» **EXERCISE INSTRUCTIONS**:
Omit the pictures and return every entry exactly as written.

» **ENTRIES SUPPLIED**:
------------------------------------------------

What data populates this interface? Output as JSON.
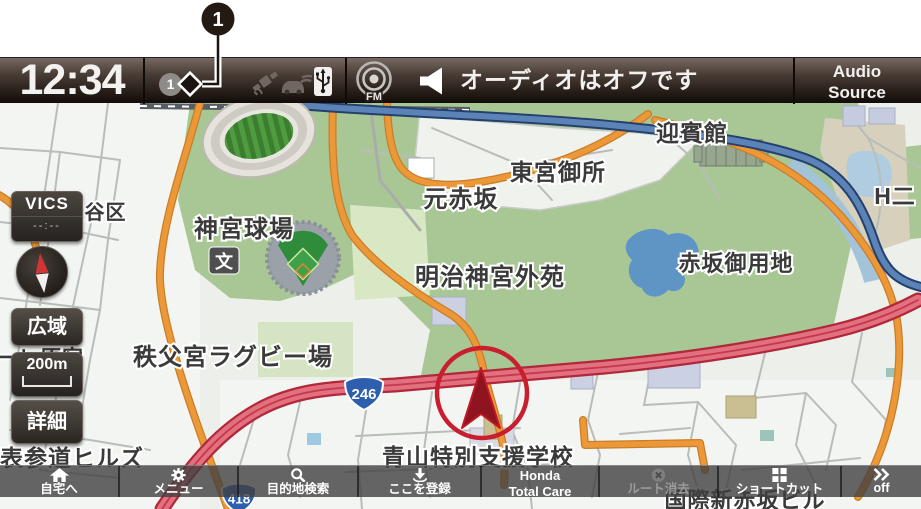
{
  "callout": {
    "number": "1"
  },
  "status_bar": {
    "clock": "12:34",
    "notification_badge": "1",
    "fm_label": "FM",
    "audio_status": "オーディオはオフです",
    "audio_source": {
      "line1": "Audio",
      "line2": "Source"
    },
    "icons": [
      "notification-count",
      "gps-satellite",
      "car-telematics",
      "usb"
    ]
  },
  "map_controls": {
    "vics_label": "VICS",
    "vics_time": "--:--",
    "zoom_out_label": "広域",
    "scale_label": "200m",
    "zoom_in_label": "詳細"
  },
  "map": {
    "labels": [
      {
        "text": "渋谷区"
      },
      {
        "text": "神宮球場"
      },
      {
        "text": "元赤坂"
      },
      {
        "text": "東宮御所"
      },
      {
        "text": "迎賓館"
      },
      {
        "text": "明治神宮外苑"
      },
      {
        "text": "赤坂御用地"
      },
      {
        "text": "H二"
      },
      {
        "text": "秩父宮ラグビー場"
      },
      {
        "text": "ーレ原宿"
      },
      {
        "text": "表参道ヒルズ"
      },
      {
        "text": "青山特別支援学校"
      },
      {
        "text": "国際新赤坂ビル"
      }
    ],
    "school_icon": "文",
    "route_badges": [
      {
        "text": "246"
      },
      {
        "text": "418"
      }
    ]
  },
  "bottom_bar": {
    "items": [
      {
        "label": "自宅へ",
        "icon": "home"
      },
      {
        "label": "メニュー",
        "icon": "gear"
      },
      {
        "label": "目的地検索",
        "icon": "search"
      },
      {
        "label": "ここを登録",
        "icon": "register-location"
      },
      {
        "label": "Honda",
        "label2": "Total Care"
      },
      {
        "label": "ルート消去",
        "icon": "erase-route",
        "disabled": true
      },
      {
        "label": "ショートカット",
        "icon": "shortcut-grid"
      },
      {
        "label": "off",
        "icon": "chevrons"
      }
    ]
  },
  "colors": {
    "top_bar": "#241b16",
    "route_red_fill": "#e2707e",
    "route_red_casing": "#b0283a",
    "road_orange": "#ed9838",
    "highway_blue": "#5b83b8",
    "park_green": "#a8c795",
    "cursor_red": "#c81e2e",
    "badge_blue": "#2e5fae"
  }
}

------------------------------------------------

» **RESULT**:
What data populates this interface? Output as JSON.
{
  "callout": {
    "number": "1"
  },
  "status_bar": {
    "clock": "12:34",
    "notification_badge": "1",
    "fm_label": "FM",
    "audio_status": "オーディオはオフです",
    "audio_source": {
      "line1": "Audio",
      "line2": "Source"
    },
    "icons": [
      "notification-count",
      "gps-satellite",
      "car-telematics",
      "usb"
    ]
  },
  "map_controls": {
    "vics_label": "VICS",
    "vics_time": "--:--",
    "zoom_out_label": "広域",
    "scale_label": "200m",
    "zoom_in_label": "詳細"
  },
  "map": {
    "labels": [
      {
        "text": "渋谷区"
      },
      {
        "text": "神宮球場"
      },
      {
        "text": "元赤坂"
      },
      {
        "text": "東宮御所"
      },
      {
        "text": "迎賓館"
      },
      {
        "text": "明治神宮外苑"
      },
      {
        "text": "赤坂御用地"
      },
      {
        "text": "H二"
      },
      {
        "text": "秩父宮ラグビー場"
      },
      {
        "text": "ーレ原宿"
      },
      {
        "text": "表参道ヒルズ"
      },
      {
        "text": "青山特別支援学校"
      },
      {
        "text": "国際新赤坂ビル"
      }
    ],
    "school_icon": "文",
    "route_badges": [
      {
        "text": "246"
      },
      {
        "text": "418"
      }
    ]
  },
  "bottom_bar": {
    "items": [
      {
        "label": "自宅へ",
        "icon": "home"
      },
      {
        "label": "メニュー",
        "icon": "gear"
      },
      {
        "label": "目的地検索",
        "icon": "search"
      },
      {
        "label": "ここを登録",
        "icon": "register-location"
      },
      {
        "label": "Honda",
        "label2": "Total Care"
      },
      {
        "label": "ルート消去",
        "icon": "erase-route",
        "disabled": true
      },
      {
        "label": "ショートカット",
        "icon": "shortcut-grid"
      },
      {
        "label": "off",
        "icon": "chevrons"
      }
    ]
  },
  "colors": {
    "top_bar": "#241b16",
    "route_red_fill": "#e2707e",
    "route_red_casing": "#b0283a",
    "road_orange": "#ed9838",
    "highway_blue": "#5b83b8",
    "park_green": "#a8c795",
    "cursor_red": "#c81e2e",
    "badge_blue": "#2e5fae"
  }
}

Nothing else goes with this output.